**Input data:**
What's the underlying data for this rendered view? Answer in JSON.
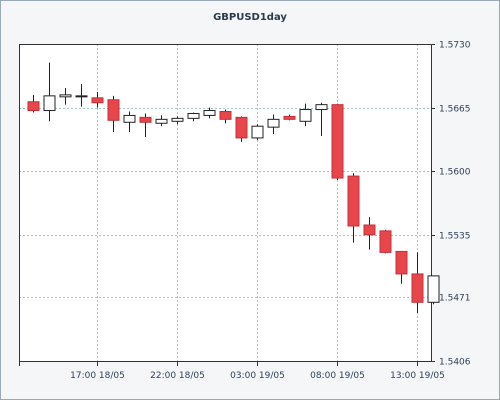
{
  "chart_data": {
    "type": "candlestick",
    "title": "GBPUSD1day",
    "y_ticks": [
      "1.5730",
      "1.5665",
      "1.5600",
      "1.5535",
      "1.5471",
      "1.5406"
    ],
    "x_ticks": [
      "17:00 18/05",
      "22:00 18/05",
      "03:00 19/05",
      "08:00 19/05",
      "13:00 19/05"
    ],
    "ylim": [
      1.5406,
      1.573
    ],
    "colors": {
      "bull_fill": "#ffffff",
      "bear_fill": "#e8464a",
      "outline": "#222222",
      "grid": "#9fc7c7"
    },
    "candles": [
      {
        "o": 1.5671,
        "h": 1.5678,
        "l": 1.566,
        "c": 1.5662
      },
      {
        "o": 1.5662,
        "h": 1.5711,
        "l": 1.5651,
        "c": 1.5677
      },
      {
        "o": 1.5676,
        "h": 1.5685,
        "l": 1.5668,
        "c": 1.5678
      },
      {
        "o": 1.5677,
        "h": 1.5689,
        "l": 1.5666,
        "c": 1.5677
      },
      {
        "o": 1.5675,
        "h": 1.5681,
        "l": 1.5665,
        "c": 1.567
      },
      {
        "o": 1.5673,
        "h": 1.5677,
        "l": 1.564,
        "c": 1.5652
      },
      {
        "o": 1.565,
        "h": 1.5661,
        "l": 1.564,
        "c": 1.5657
      },
      {
        "o": 1.5655,
        "h": 1.5659,
        "l": 1.5635,
        "c": 1.565
      },
      {
        "o": 1.5649,
        "h": 1.5657,
        "l": 1.5646,
        "c": 1.5653
      },
      {
        "o": 1.5651,
        "h": 1.5656,
        "l": 1.5648,
        "c": 1.5654
      },
      {
        "o": 1.5654,
        "h": 1.566,
        "l": 1.5651,
        "c": 1.5659
      },
      {
        "o": 1.5657,
        "h": 1.5665,
        "l": 1.5654,
        "c": 1.5662
      },
      {
        "o": 1.5661,
        "h": 1.5663,
        "l": 1.5649,
        "c": 1.5653
      },
      {
        "o": 1.5655,
        "h": 1.5656,
        "l": 1.563,
        "c": 1.5634
      },
      {
        "o": 1.5634,
        "h": 1.5648,
        "l": 1.5632,
        "c": 1.5646
      },
      {
        "o": 1.5645,
        "h": 1.5658,
        "l": 1.5638,
        "c": 1.5653
      },
      {
        "o": 1.5656,
        "h": 1.5658,
        "l": 1.5652,
        "c": 1.5653
      },
      {
        "o": 1.5651,
        "h": 1.5669,
        "l": 1.5646,
        "c": 1.5663
      },
      {
        "o": 1.5663,
        "h": 1.567,
        "l": 1.5636,
        "c": 1.5668
      },
      {
        "o": 1.5668,
        "h": 1.5669,
        "l": 1.5591,
        "c": 1.5593
      },
      {
        "o": 1.5595,
        "h": 1.5598,
        "l": 1.5527,
        "c": 1.5544
      },
      {
        "o": 1.5545,
        "h": 1.5553,
        "l": 1.552,
        "c": 1.5535
      },
      {
        "o": 1.5539,
        "h": 1.554,
        "l": 1.5516,
        "c": 1.5517
      },
      {
        "o": 1.5518,
        "h": 1.5518,
        "l": 1.5485,
        "c": 1.5495
      },
      {
        "o": 1.5495,
        "h": 1.5517,
        "l": 1.5455,
        "c": 1.5466
      },
      {
        "o": 1.5466,
        "h": 1.5493,
        "l": 1.5464,
        "c": 1.5493
      }
    ]
  }
}
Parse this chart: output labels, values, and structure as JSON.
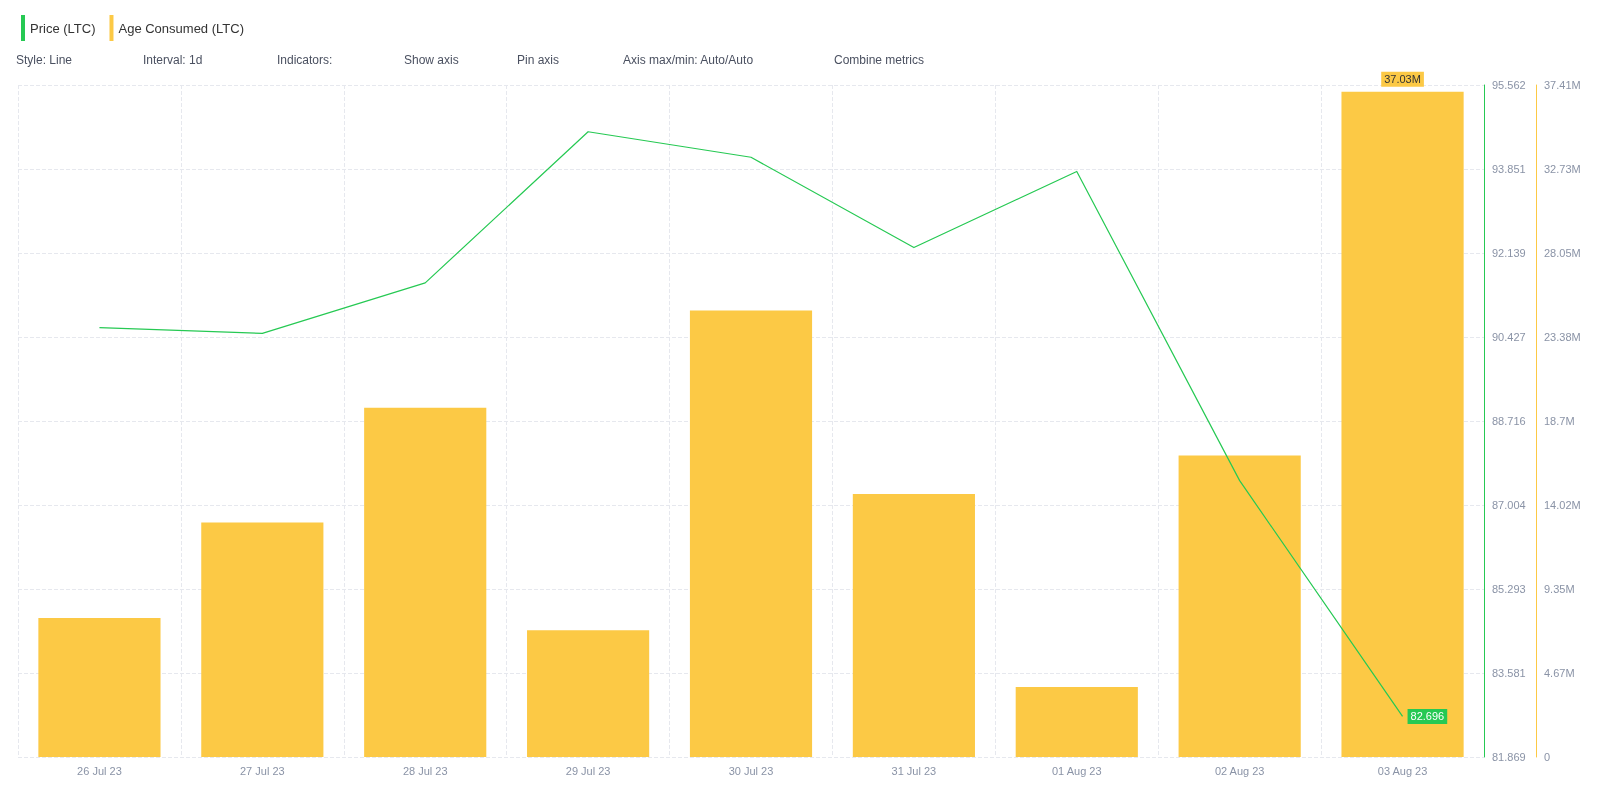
{
  "chart_data": {
    "type": "bar",
    "categories": [
      "26 Jul 23",
      "27 Jul 23",
      "28 Jul 23",
      "29 Jul 23",
      "30 Jul 23",
      "31 Jul 23",
      "01 Aug 23",
      "02 Aug 23",
      "03 Aug 23"
    ],
    "series": [
      {
        "name": "Price (LTC)",
        "type": "line",
        "color": "#26c953",
        "values": [
          90.62,
          90.5,
          91.53,
          94.61,
          94.09,
          92.25,
          93.8,
          87.5,
          82.696
        ],
        "value_labels": [
          null,
          null,
          null,
          null,
          null,
          null,
          null,
          null,
          "82.696"
        ]
      },
      {
        "name": "Age Consumed (LTC)",
        "axis": "y2",
        "color": "#fcc945",
        "values": [
          7.74,
          13.05,
          19.44,
          7.06,
          24.86,
          14.64,
          3.9,
          16.78,
          37.03
        ],
        "value_labels": [
          null,
          null,
          null,
          null,
          null,
          null,
          null,
          null,
          "37.03M"
        ]
      }
    ],
    "ylim": [
      81.869,
      95.562
    ],
    "yticks": [
      81.869,
      83.581,
      85.293,
      87.004,
      88.716,
      90.427,
      92.139,
      93.851,
      95.562
    ],
    "y2lim": [
      0,
      37.41
    ],
    "y2ticks": [
      0,
      {
        "value": 4.67,
        "label": "4.67M"
      },
      {
        "value": 9.35,
        "label": "9.35M"
      },
      {
        "value": 14.02,
        "label": "14.02M"
      },
      {
        "value": 18.7,
        "label": "18.7M"
      },
      {
        "value": 23.38,
        "label": "23.38M"
      },
      {
        "value": 28.05,
        "label": "28.05M"
      },
      {
        "value": 32.73,
        "label": "32.73M"
      },
      {
        "value": 37.41,
        "label": "37.41M"
      }
    ],
    "grid": true,
    "legend": "top left",
    "marker": "none",
    "line_style": "solid",
    "annotations": [
      "Style: Line",
      "Interval: 1d",
      "Indicators:",
      "Show axis",
      "Pin axis",
      "Axis max/min: Auto/Auto",
      "Combine metrics"
    ]
  }
}
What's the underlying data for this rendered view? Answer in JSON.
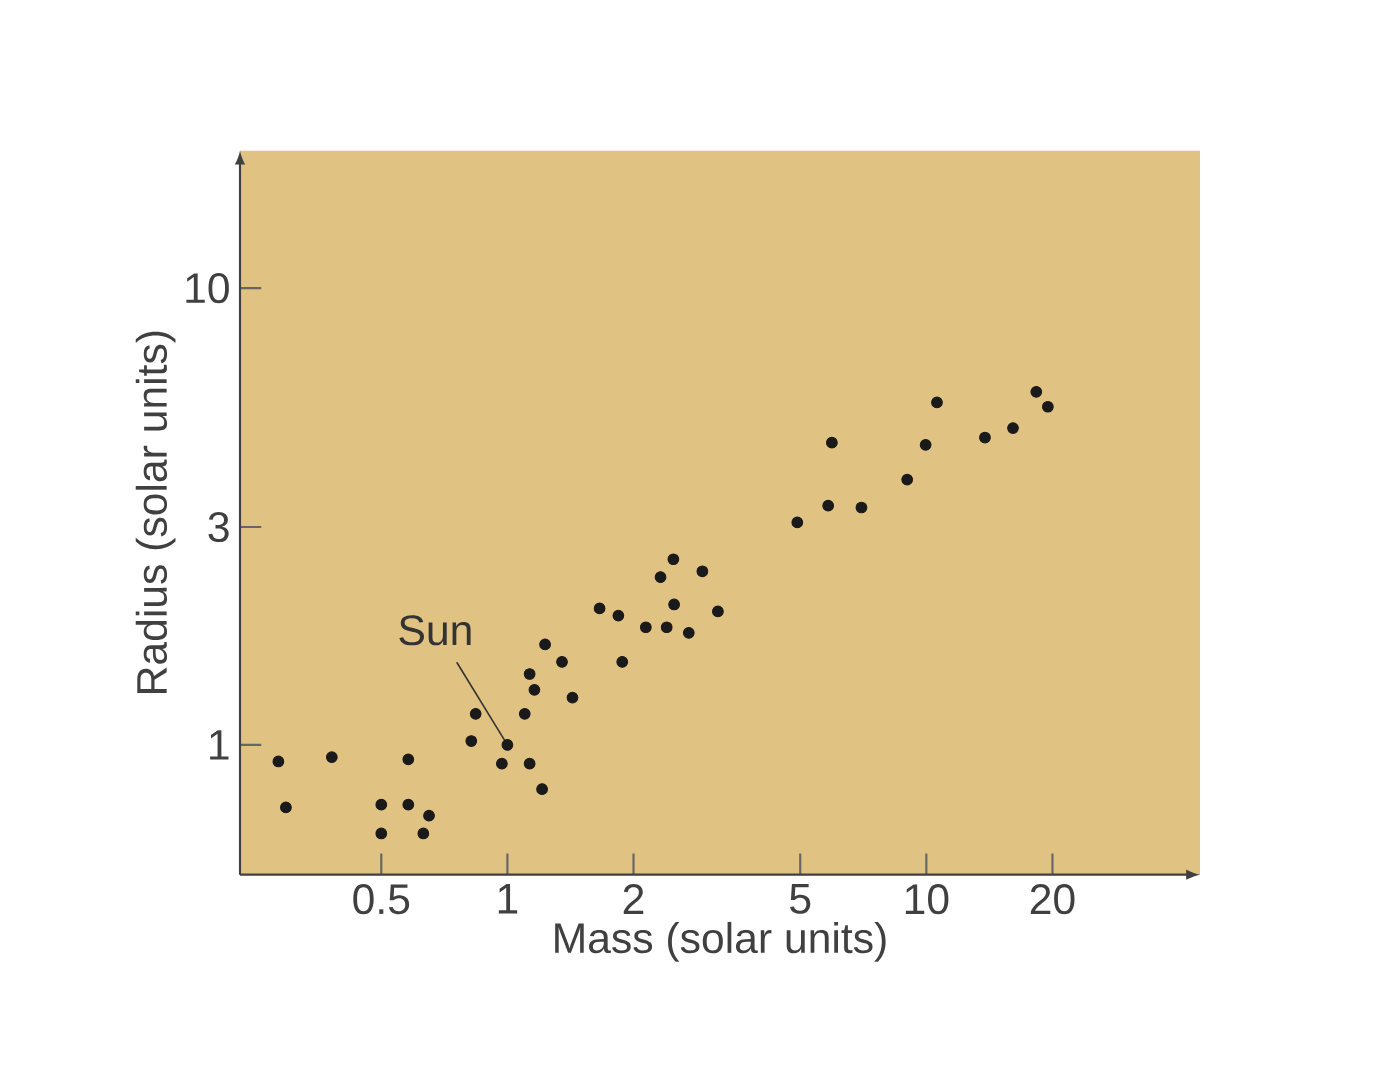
{
  "chart_data": {
    "type": "scatter",
    "xlabel": "Mass (solar units)",
    "ylabel": "Radius (solar units)",
    "log": "xy",
    "color": "#1a1a1a",
    "xlim": [
      0.23,
      45
    ],
    "ylim": [
      0.52,
      20
    ],
    "xticks": [
      0.5,
      1,
      2,
      5,
      10,
      20
    ],
    "yticks": [
      1,
      3,
      10
    ],
    "x": [
      0.284,
      0.296,
      0.381,
      0.5,
      0.5,
      0.58,
      0.58,
      0.65,
      0.63,
      0.82,
      0.84,
      0.97,
      1.0,
      1.1,
      1.13,
      1.16,
      1.13,
      1.21,
      1.23,
      1.35,
      1.43,
      1.66,
      1.84,
      1.88,
      2.14,
      2.4,
      2.32,
      2.49,
      2.5,
      2.71,
      2.92,
      3.18,
      4.92,
      5.83,
      5.95,
      7.0,
      9.0,
      9.96,
      10.6,
      13.8,
      16.1,
      18.3,
      19.5
    ],
    "values": [
      0.92,
      0.73,
      0.94,
      0.74,
      0.64,
      0.93,
      0.74,
      0.7,
      0.64,
      1.02,
      1.17,
      0.91,
      1.0,
      1.17,
      1.43,
      1.32,
      0.91,
      0.8,
      1.66,
      1.52,
      1.27,
      1.99,
      1.92,
      1.52,
      1.81,
      1.81,
      2.33,
      2.55,
      2.03,
      1.76,
      2.4,
      1.96,
      3.07,
      3.34,
      4.59,
      3.31,
      3.81,
      4.54,
      5.62,
      4.71,
      4.94,
      5.93,
      5.5
    ],
    "annotations": [
      {
        "text": "Sun",
        "x": 1,
        "y": 1
      }
    ]
  }
}
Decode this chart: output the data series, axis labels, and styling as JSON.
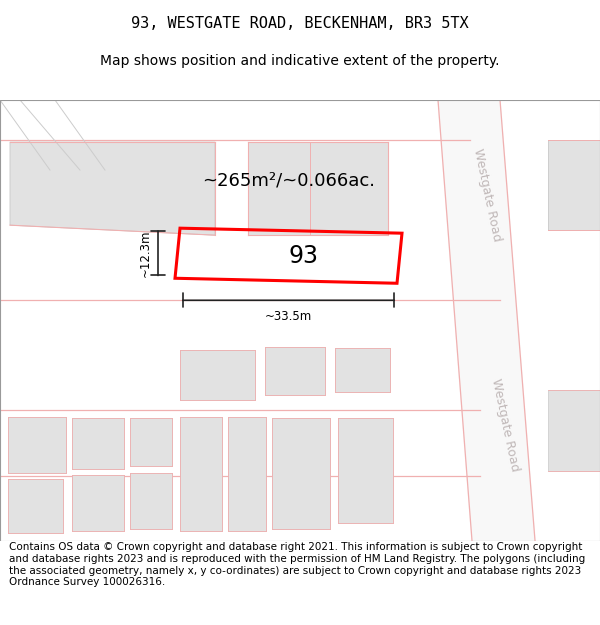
{
  "title": "93, WESTGATE ROAD, BECKENHAM, BR3 5TX",
  "subtitle": "Map shows position and indicative extent of the property.",
  "area_text": "~265m²/~0.066ac.",
  "width_label": "~33.5m",
  "height_label": "~12.3m",
  "house_number": "93",
  "footer_text": "Contains OS data © Crown copyright and database right 2021. This information is subject to Crown copyright and database rights 2023 and is reproduced with the permission of HM Land Registry. The polygons (including the associated geometry, namely x, y co-ordinates) are subject to Crown copyright and database rights 2023 Ordnance Survey 100026316.",
  "bg_color": "#ffffff",
  "road_color": "#f0b0b0",
  "building_fill": "#e2e2e2",
  "building_edge": "#c8c8c8",
  "plot_color": "#ff0000",
  "road_label_color": "#c0b8b8",
  "dim_color": "#222222",
  "title_fontsize": 11,
  "subtitle_fontsize": 10,
  "footer_fontsize": 7.5
}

**To be done:** How many lines of these entries contain "type"? Answer with the number and nothing else.

**Exercise result:** 4